■ Task to complete ■
Look through the records below and collect all lines that hold the string "title".

----- Extracted material

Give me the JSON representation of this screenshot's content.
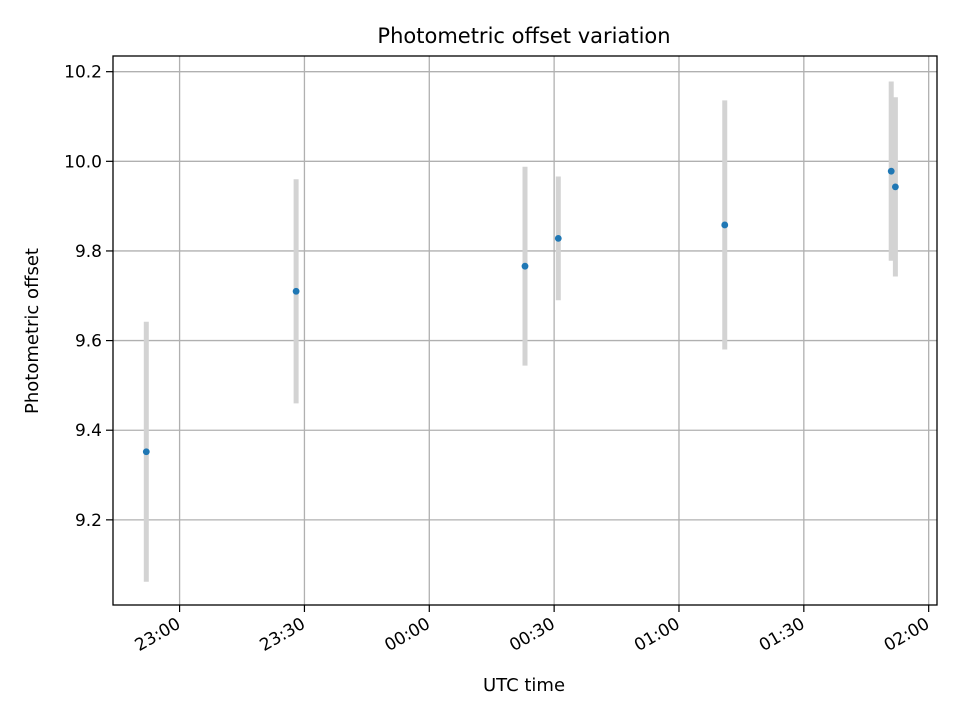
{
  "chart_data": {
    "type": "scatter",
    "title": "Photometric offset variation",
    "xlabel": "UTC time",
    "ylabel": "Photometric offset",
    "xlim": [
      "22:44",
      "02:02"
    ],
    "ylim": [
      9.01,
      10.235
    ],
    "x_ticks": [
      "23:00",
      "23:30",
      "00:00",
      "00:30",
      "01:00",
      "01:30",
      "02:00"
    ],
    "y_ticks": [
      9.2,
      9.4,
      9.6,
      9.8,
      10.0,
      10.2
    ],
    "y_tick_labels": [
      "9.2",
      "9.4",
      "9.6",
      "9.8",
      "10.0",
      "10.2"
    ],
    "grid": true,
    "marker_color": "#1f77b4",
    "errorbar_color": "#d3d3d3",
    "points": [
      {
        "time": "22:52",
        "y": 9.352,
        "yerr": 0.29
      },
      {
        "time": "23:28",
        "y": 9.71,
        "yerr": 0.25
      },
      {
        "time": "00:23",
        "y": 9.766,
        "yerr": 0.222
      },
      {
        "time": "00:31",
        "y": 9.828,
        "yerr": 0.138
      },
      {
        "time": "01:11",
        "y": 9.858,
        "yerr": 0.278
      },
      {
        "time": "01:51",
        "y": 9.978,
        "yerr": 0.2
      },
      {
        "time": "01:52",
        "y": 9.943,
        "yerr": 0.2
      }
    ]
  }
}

----------
----- Extracted material

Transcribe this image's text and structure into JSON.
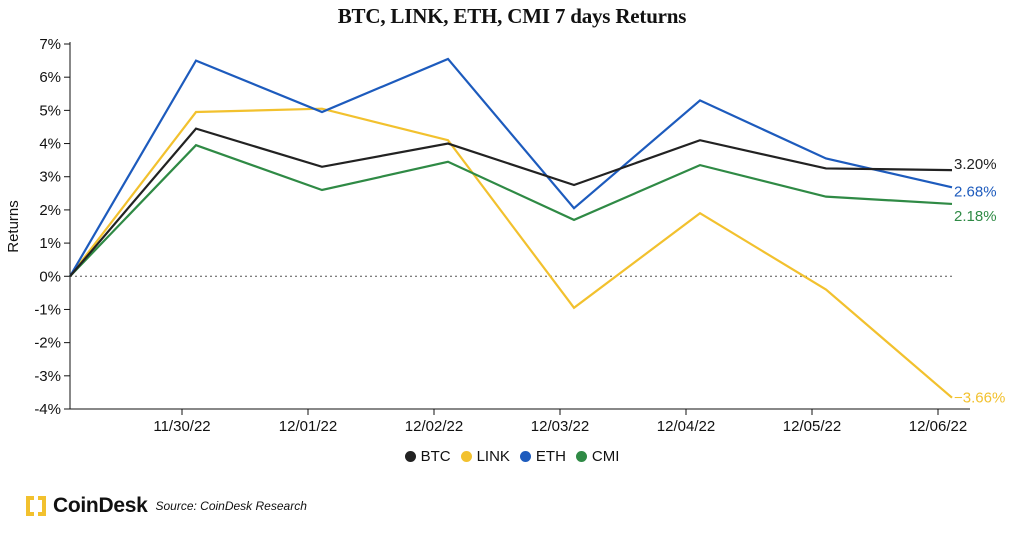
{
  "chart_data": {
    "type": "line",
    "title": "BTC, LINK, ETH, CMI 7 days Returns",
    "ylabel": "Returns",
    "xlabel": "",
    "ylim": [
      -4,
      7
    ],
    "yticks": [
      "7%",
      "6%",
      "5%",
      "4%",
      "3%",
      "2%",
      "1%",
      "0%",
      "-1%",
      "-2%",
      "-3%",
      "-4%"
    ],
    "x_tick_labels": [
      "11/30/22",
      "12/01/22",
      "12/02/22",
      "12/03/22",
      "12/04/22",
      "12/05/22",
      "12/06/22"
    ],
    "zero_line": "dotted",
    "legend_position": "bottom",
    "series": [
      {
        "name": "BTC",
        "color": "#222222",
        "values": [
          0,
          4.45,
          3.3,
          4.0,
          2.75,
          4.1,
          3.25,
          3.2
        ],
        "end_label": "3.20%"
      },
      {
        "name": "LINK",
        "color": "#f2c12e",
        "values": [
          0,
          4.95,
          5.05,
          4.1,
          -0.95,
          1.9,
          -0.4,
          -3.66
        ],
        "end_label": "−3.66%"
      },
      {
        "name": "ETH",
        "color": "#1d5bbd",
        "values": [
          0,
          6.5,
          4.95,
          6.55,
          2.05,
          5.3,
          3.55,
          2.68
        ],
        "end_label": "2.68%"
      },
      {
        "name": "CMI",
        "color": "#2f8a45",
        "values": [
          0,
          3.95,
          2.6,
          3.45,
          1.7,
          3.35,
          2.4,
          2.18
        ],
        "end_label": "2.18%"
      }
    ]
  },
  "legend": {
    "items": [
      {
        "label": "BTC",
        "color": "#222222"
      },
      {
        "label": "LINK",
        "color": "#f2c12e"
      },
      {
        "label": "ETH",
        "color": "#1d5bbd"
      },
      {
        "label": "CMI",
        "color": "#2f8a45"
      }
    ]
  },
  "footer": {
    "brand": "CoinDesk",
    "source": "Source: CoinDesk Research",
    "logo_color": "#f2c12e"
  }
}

----------

■ Task result ■
    "title": "Photometric offset variation",
    "title": "BTC, LINK, ETH, CMI 7 days Returns",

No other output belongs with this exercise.